_SUPPLIED MATERIAL_
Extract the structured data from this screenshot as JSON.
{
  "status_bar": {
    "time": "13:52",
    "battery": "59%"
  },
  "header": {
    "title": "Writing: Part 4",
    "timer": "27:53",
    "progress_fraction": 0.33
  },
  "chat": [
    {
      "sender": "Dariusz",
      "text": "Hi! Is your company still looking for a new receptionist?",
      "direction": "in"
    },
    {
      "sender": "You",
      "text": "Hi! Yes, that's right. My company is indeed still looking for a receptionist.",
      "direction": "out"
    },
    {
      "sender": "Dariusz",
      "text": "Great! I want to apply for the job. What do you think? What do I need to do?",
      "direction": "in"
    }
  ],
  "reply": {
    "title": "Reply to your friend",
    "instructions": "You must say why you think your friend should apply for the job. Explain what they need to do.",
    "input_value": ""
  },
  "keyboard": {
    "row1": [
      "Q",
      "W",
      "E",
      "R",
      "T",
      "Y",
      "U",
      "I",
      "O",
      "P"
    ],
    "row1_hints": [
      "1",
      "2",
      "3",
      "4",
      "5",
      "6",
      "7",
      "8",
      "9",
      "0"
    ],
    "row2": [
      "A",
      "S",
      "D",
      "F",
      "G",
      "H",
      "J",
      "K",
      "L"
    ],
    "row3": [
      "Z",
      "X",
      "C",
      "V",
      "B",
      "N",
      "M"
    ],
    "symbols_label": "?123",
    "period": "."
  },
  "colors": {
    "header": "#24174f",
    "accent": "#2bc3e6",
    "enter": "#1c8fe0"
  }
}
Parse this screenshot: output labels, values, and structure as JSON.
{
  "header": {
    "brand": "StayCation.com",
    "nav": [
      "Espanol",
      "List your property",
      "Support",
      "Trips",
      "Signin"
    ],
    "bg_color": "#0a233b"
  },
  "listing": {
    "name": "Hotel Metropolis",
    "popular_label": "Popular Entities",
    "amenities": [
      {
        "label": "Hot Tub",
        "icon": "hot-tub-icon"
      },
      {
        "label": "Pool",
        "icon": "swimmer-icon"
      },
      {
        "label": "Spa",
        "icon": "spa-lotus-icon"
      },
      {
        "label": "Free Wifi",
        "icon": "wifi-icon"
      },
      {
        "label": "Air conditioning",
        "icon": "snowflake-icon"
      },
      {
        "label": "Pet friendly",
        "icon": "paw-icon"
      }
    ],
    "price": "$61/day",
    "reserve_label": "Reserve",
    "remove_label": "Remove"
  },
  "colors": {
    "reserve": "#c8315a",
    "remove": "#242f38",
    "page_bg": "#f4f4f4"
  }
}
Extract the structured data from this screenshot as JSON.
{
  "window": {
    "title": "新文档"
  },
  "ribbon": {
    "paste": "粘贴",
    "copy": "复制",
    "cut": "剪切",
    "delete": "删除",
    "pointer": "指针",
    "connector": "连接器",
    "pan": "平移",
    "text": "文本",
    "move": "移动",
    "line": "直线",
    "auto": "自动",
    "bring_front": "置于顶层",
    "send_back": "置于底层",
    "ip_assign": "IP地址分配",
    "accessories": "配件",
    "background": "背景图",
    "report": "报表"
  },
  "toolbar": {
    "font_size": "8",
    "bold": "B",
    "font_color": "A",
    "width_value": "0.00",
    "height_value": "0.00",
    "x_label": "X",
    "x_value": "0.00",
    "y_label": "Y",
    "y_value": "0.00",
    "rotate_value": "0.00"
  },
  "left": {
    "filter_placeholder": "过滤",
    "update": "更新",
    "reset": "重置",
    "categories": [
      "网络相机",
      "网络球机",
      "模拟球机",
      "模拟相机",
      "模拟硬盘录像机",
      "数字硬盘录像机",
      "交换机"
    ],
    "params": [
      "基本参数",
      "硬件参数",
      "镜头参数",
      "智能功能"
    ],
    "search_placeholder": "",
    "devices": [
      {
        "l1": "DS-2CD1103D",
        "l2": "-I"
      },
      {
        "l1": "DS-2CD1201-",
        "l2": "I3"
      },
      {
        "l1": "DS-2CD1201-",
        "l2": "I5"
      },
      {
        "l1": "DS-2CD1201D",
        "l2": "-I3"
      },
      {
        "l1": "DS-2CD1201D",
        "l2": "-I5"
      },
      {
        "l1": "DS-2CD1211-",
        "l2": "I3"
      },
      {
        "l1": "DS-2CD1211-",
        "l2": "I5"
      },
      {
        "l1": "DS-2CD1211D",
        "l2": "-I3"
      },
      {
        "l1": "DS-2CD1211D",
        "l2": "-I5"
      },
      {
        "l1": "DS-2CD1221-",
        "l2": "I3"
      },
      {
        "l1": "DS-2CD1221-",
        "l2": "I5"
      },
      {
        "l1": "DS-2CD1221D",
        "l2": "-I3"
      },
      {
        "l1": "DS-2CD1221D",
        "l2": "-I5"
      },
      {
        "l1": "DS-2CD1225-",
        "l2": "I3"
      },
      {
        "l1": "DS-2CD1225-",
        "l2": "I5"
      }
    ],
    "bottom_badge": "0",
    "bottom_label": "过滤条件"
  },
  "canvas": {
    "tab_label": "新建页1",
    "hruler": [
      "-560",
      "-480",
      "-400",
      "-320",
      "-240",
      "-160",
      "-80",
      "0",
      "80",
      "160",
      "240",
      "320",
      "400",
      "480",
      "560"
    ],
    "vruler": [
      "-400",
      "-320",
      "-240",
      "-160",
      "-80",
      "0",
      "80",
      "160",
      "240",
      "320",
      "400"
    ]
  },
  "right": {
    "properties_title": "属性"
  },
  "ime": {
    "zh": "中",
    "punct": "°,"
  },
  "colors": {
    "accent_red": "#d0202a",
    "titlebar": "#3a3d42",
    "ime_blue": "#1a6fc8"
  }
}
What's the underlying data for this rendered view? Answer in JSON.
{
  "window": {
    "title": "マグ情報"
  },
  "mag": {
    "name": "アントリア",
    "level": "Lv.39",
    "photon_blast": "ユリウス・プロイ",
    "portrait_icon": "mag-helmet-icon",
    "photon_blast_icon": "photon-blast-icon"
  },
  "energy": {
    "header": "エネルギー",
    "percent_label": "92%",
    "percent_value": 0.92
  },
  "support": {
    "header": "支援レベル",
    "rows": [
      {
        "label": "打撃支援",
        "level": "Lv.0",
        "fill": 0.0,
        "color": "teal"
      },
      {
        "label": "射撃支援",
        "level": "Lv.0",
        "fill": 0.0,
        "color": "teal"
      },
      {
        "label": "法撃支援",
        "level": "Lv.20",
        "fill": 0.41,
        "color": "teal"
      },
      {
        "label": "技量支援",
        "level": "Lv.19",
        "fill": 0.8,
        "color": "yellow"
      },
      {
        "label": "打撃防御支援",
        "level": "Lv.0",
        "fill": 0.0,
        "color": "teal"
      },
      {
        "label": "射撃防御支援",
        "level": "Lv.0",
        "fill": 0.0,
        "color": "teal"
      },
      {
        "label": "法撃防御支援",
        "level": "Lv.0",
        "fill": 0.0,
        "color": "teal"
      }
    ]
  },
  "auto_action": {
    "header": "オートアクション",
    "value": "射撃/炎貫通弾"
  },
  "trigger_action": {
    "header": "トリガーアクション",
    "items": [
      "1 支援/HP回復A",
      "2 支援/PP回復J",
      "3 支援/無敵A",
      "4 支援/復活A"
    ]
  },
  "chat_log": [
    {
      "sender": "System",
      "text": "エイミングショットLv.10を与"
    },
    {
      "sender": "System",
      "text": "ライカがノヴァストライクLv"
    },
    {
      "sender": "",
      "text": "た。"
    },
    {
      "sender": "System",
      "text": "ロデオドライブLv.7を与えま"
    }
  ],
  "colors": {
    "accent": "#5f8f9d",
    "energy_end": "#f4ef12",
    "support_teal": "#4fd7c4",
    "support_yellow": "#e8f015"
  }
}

_SET TASK_
Write out every entry above, word for word.

_RESPONSE FOR THIS EXERCISE_
Extract the structured data from this screenshot as JSON.
{
  "status_bar": {
    "time": "13:52",
    "battery": "59%"
  },
  "header": {
    "title": "Writing: Part 4",
    "timer": "27:53",
    "progress_fraction": 0.33
  },
  "chat": [
    {
      "sender": "Dariusz",
      "text": "Hi! Is your company still looking for a new receptionist?",
      "direction": "in"
    },
    {
      "sender": "You",
      "text": "Hi! Yes, that's right. My company is indeed still looking for a receptionist.",
      "direction": "out"
    },
    {
      "sender": "Dariusz",
      "text": "Great! I want to apply for the job. What do you think? What do I need to do?",
      "direction": "in"
    }
  ],
  "reply": {
    "title": "Reply to your friend",
    "instructions": "You must say why you think your friend should apply for the job. Explain what they need to do.",
    "input_value": ""
  },
  "keyboard": {
    "row1": [
      "Q",
      "W",
      "E",
      "R",
      "T",
      "Y",
      "U",
      "I",
      "O",
      "P"
    ],
    "row1_hints": [
      "1",
      "2",
      "3",
      "4",
      "5",
      "6",
      "7",
      "8",
      "9",
      "0"
    ],
    "row2": [
      "A",
      "S",
      "D",
      "F",
      "G",
      "H",
      "J",
      "K",
      "L"
    ],
    "row3": [
      "Z",
      "X",
      "C",
      "V",
      "B",
      "N",
      "M"
    ],
    "symbols_label": "?123",
    "period": "."
  },
  "colors": {
    "header": "#24174f",
    "accent": "#2bc3e6",
    "enter": "#1c8fe0"
  }
}
Parse this screenshot: output labels, values, and structure as JSON.
{
  "header": {
    "brand": "StayCation.com",
    "nav": [
      "Espanol",
      "List your property",
      "Support",
      "Trips",
      "Signin"
    ],
    "bg_color": "#0a233b"
  },
  "listing": {
    "name": "Hotel Metropolis",
    "popular_label": "Popular Entities",
    "amenities": [
      {
        "label": "Hot Tub",
        "icon": "hot-tub-icon"
      },
      {
        "label": "Pool",
        "icon": "swimmer-icon"
      },
      {
        "label": "Spa",
        "icon": "spa-lotus-icon"
      },
      {
        "label": "Free Wifi",
        "icon": "wifi-icon"
      },
      {
        "label": "Air conditioning",
        "icon": "snowflake-icon"
      },
      {
        "label": "Pet friendly",
        "icon": "paw-icon"
      }
    ],
    "price": "$61/day",
    "reserve_label": "Reserve",
    "remove_label": "Remove"
  },
  "colors": {
    "reserve": "#c8315a",
    "remove": "#242f38",
    "page_bg": "#f4f4f4"
  }
}
Extract the structured data from this screenshot as JSON.
{
  "window": {
    "title": "新文档"
  },
  "ribbon": {
    "paste": "粘贴",
    "copy": "复制",
    "cut": "剪切",
    "delete": "删除",
    "pointer": "指针",
    "connector": "连接器",
    "pan": "平移",
    "text": "文本",
    "move": "移动",
    "line": "直线",
    "auto": "自动",
    "bring_front": "置于顶层",
    "send_back": "置于底层",
    "ip_assign": "IP地址分配",
    "accessories": "配件",
    "background": "背景图",
    "report": "报表"
  },
  "toolbar": {
    "font_size": "8",
    "bold": "B",
    "font_color": "A",
    "width_value": "0.00",
    "height_value": "0.00",
    "x_label": "X",
    "x_value": "0.00",
    "y_label": "Y",
    "y_value": "0.00",
    "rotate_value": "0.00"
  },
  "left": {
    "filter_placeholder": "过滤",
    "update": "更新",
    "reset": "重置",
    "categories": [
      "网络相机",
      "网络球机",
      "模拟球机",
      "模拟相机",
      "模拟硬盘录像机",
      "数字硬盘录像机",
      "交换机"
    ],
    "params": [
      "基本参数",
      "硬件参数",
      "镜头参数",
      "智能功能"
    ],
    "search_placeholder": "",
    "devices": [
      {
        "l1": "DS-2CD1103D",
        "l2": "-I"
      },
      {
        "l1": "DS-2CD1201-",
        "l2": "I3"
      },
      {
        "l1": "DS-2CD1201-",
        "l2": "I5"
      },
      {
        "l1": "DS-2CD1201D",
        "l2": "-I3"
      },
      {
        "l1": "DS-2CD1201D",
        "l2": "-I5"
      },
      {
        "l1": "DS-2CD1211-",
        "l2": "I3"
      },
      {
        "l1": "DS-2CD1211-",
        "l2": "I5"
      },
      {
        "l1": "DS-2CD1211D",
        "l2": "-I3"
      },
      {
        "l1": "DS-2CD1211D",
        "l2": "-I5"
      },
      {
        "l1": "DS-2CD1221-",
        "l2": "I3"
      },
      {
        "l1": "DS-2CD1221-",
        "l2": "I5"
      },
      {
        "l1": "DS-2CD1221D",
        "l2": "-I3"
      },
      {
        "l1": "DS-2CD1221D",
        "l2": "-I5"
      },
      {
        "l1": "DS-2CD1225-",
        "l2": "I3"
      },
      {
        "l1": "DS-2CD1225-",
        "l2": "I5"
      }
    ],
    "bottom_badge": "0",
    "bottom_label": "过滤条件"
  },
  "canvas": {
    "tab_label": "新建页1",
    "hruler": [
      "-560",
      "-480",
      "-400",
      "-320",
      "-240",
      "-160",
      "-80",
      "0",
      "80",
      "160",
      "240",
      "320",
      "400",
      "480",
      "560"
    ],
    "vruler": [
      "-400",
      "-320",
      "-240",
      "-160",
      "-80",
      "0",
      "80",
      "160",
      "240",
      "320",
      "400"
    ]
  },
  "right": {
    "properties_title": "属性"
  },
  "ime": {
    "zh": "中",
    "punct": "°,"
  },
  "colors": {
    "accent_red": "#d0202a",
    "titlebar": "#3a3d42",
    "ime_blue": "#1a6fc8"
  }
}
What's the underlying data for this rendered view? Answer in JSON.
{
  "window": {
    "title": "マグ情報"
  },
  "mag": {
    "name": "アントリア",
    "level": "Lv.39",
    "photon_blast": "ユリウス・プロイ",
    "portrait_icon": "mag-helmet-icon",
    "photon_blast_icon": "photon-blast-icon"
  },
  "energy": {
    "header": "エネルギー",
    "percent_label": "92%",
    "percent_value": 0.92
  },
  "support": {
    "header": "支援レベル",
    "rows": [
      {
        "label": "打撃支援",
        "level": "Lv.0",
        "fill": 0.0,
        "color": "teal"
      },
      {
        "label": "射撃支援",
        "level": "Lv.0",
        "fill": 0.0,
        "color": "teal"
      },
      {
        "label": "法撃支援",
        "level": "Lv.20",
        "fill": 0.41,
        "color": "teal"
      },
      {
        "label": "技量支援",
        "level": "Lv.19",
        "fill": 0.8,
        "color": "yellow"
      },
      {
        "label": "打撃防御支援",
        "level": "Lv.0",
        "fill": 0.0,
        "color": "teal"
      },
      {
        "label": "射撃防御支援",
        "level": "Lv.0",
        "fill": 0.0,
        "color": "teal"
      },
      {
        "label": "法撃防御支援",
        "level": "Lv.0",
        "fill": 0.0,
        "color": "teal"
      }
    ]
  },
  "auto_action": {
    "header": "オートアクション",
    "value": "射撃/炎貫通弾"
  },
  "trigger_action": {
    "header": "トリガーアクション",
    "items": [
      "1 支援/HP回復A",
      "2 支援/PP回復J",
      "3 支援/無敵A",
      "4 支援/復活A"
    ]
  },
  "chat_log": [
    {
      "sender": "System",
      "text": "エイミングショットLv.10を与"
    },
    {
      "sender": "System",
      "text": "ライカがノヴァストライクLv"
    },
    {
      "sender": "",
      "text": "た。"
    },
    {
      "sender": "System",
      "text": "ロデオドライブLv.7を与えま"
    }
  ],
  "colors": {
    "accent": "#5f8f9d",
    "energy_end": "#f4ef12",
    "support_teal": "#4fd7c4",
    "support_yellow": "#e8f015"
  }
}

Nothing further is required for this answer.